■ INFORMATION SHOWN
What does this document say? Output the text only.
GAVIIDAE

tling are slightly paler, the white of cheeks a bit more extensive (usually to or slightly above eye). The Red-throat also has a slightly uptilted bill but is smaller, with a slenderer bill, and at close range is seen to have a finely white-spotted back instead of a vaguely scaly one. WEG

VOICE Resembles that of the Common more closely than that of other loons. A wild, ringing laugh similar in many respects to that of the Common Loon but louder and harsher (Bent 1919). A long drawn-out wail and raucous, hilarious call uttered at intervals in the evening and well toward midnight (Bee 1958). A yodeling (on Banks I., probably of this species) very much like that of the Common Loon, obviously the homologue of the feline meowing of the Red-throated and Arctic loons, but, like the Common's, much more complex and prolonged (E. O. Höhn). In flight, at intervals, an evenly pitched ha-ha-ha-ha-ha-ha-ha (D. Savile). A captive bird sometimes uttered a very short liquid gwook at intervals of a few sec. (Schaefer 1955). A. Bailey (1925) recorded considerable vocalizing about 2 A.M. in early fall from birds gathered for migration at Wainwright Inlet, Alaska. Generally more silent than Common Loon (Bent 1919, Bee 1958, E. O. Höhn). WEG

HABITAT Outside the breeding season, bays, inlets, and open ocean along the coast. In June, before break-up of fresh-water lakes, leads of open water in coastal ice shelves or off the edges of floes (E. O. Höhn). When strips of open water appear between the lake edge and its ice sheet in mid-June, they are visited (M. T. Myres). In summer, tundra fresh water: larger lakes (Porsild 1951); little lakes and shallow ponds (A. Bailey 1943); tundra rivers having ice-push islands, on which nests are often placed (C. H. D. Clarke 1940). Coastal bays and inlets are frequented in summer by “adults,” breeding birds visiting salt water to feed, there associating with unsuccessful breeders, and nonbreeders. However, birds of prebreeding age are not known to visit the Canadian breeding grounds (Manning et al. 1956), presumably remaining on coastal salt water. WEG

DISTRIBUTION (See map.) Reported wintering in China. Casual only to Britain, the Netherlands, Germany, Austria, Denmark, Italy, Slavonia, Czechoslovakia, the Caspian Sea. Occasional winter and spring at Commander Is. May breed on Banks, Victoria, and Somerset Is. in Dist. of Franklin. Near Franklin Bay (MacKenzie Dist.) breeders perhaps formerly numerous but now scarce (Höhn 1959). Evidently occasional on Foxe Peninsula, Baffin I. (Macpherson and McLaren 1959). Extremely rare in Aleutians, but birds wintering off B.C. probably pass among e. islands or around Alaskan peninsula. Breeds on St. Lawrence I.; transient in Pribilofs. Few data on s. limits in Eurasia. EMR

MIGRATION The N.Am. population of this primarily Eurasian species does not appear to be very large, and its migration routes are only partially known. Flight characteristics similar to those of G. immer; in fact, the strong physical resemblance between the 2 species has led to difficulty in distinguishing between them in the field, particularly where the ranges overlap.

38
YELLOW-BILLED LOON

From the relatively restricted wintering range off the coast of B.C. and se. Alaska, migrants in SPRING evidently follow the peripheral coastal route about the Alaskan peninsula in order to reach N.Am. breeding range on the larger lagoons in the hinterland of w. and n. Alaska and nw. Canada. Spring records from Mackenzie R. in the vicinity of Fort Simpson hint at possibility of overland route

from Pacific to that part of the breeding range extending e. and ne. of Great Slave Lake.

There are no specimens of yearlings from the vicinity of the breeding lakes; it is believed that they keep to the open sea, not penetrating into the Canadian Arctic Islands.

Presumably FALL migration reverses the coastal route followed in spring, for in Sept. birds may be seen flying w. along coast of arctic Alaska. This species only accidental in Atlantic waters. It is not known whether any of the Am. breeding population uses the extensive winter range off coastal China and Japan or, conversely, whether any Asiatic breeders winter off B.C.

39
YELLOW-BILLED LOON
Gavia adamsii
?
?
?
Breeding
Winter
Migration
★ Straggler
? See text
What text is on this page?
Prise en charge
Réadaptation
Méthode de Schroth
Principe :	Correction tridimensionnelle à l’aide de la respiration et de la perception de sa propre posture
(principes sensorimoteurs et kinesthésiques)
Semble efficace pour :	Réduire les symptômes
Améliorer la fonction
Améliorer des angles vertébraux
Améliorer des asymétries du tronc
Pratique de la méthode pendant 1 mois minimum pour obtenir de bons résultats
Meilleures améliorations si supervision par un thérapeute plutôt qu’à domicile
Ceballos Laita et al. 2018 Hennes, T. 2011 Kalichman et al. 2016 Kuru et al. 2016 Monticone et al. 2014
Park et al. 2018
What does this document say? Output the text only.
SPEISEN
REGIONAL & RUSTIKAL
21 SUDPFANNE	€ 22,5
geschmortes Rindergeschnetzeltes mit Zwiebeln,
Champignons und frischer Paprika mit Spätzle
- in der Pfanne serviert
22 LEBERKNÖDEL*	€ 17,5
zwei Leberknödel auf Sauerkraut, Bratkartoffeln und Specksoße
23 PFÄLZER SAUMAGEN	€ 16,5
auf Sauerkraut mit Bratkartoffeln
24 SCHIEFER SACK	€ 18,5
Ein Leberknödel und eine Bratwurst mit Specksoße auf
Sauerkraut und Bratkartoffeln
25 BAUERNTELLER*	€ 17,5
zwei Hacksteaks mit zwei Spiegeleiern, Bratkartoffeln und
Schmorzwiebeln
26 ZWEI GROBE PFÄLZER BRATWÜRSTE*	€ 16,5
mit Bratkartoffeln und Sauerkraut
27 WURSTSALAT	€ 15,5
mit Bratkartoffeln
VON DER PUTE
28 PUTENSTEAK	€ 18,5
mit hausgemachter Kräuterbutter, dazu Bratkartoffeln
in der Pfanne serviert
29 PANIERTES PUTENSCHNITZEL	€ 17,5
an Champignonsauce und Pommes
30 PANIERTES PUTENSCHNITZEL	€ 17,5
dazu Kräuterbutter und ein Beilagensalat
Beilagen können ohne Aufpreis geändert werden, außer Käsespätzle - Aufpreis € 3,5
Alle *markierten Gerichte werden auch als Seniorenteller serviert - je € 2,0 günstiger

■ WORK TO COMPLETE
Read through the data and copy every line where "Améliorer" shows up.

■ SOLUTION TO THIS PROBLEM
Améliorer la fonction
Améliorer des angles vertébraux
Améliorer des asymétries du tronc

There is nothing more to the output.